STATED TASK | All of the records below should be output exactly.

------------------------------------------------------------

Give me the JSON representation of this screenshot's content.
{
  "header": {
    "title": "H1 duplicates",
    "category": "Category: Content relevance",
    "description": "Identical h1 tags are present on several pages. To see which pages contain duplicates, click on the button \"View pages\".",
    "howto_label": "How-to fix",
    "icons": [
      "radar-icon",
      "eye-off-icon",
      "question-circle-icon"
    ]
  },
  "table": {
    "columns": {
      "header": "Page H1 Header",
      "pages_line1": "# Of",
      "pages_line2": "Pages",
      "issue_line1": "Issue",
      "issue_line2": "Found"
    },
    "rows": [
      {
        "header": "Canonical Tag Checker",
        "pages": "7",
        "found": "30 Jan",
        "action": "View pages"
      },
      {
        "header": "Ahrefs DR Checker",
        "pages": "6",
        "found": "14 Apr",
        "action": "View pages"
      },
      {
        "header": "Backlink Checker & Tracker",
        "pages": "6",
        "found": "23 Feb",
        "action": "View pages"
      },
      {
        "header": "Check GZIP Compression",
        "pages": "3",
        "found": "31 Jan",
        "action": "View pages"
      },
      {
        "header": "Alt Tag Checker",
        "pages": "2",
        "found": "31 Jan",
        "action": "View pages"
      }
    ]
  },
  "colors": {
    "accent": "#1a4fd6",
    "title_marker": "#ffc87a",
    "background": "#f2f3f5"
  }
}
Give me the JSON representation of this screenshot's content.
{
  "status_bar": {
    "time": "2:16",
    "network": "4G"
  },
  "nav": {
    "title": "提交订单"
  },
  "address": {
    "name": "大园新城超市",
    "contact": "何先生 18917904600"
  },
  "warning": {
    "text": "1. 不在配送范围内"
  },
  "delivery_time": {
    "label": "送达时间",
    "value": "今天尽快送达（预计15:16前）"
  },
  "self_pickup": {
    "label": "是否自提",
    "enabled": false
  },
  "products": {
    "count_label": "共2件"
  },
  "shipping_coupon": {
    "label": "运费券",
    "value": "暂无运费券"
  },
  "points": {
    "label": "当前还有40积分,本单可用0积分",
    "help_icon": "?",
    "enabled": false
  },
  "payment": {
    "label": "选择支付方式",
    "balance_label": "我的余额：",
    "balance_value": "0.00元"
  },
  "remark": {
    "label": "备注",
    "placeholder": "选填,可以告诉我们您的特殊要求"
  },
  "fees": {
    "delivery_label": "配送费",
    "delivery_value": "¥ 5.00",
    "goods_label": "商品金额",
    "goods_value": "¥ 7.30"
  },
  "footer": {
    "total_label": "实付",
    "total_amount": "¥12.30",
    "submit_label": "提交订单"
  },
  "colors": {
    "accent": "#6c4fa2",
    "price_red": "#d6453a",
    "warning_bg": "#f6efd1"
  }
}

------------------------------------------------------------

FINISHED EXERCISE |
Give me the JSON representation of this screenshot's content.
{
  "header": {
    "title": "H1 duplicates",
    "category": "Category: Content relevance",
    "description": "Identical h1 tags are present on several pages. To see which pages contain duplicates, click on the button \"View pages\".",
    "howto_label": "How-to fix",
    "icons": [
      "radar-icon",
      "eye-off-icon",
      "question-circle-icon"
    ]
  },
  "table": {
    "columns": {
      "header": "Page H1 Header",
      "pages_line1": "# Of",
      "pages_line2": "Pages",
      "issue_line1": "Issue",
      "issue_line2": "Found"
    },
    "rows": [
      {
        "header": "Canonical Tag Checker",
        "pages": "7",
        "found": "30 Jan",
        "action": "View pages"
      },
      {
        "header": "Ahrefs DR Checker",
        "pages": "6",
        "found": "14 Apr",
        "action": "View pages"
      },
      {
        "header": "Backlink Checker & Tracker",
        "pages": "6",
        "found": "23 Feb",
        "action": "View pages"
      },
      {
        "header": "Check GZIP Compression",
        "pages": "3",
        "found": "31 Jan",
        "action": "View pages"
      },
      {
        "header": "Alt Tag Checker",
        "pages": "2",
        "found": "31 Jan",
        "action": "View pages"
      }
    ]
  },
  "colors": {
    "accent": "#1a4fd6",
    "title_marker": "#ffc87a",
    "background": "#f2f3f5"
  }
}
Give me the JSON representation of this screenshot's content.
{
  "status_bar": {
    "time": "2:16",
    "network": "4G"
  },
  "nav": {
    "title": "提交订单"
  },
  "address": {
    "name": "大园新城超市",
    "contact": "何先生 18917904600"
  },
  "warning": {
    "text": "1. 不在配送范围内"
  },
  "delivery_time": {
    "label": "送达时间",
    "value": "今天尽快送达（预计15:16前）"
  },
  "self_pickup": {
    "label": "是否自提",
    "enabled": false
  },
  "products": {
    "count_label": "共2件"
  },
  "shipping_coupon": {
    "label": "运费券",
    "value": "暂无运费券"
  },
  "points": {
    "label": "当前还有40积分,本单可用0积分",
    "help_icon": "?",
    "enabled": false
  },
  "payment": {
    "label": "选择支付方式",
    "balance_label": "我的余额：",
    "balance_value": "0.00元"
  },
  "remark": {
    "label": "备注",
    "placeholder": "选填,可以告诉我们您的特殊要求"
  },
  "fees": {
    "delivery_label": "配送费",
    "delivery_value": "¥ 5.00",
    "goods_label": "商品金额",
    "goods_value": "¥ 7.30"
  },
  "footer": {
    "total_label": "实付",
    "total_amount": "¥12.30",
    "submit_label": "提交订单"
  },
  "colors": {
    "accent": "#6c4fa2",
    "price_red": "#d6453a",
    "warning_bg": "#f6efd1"
  }
}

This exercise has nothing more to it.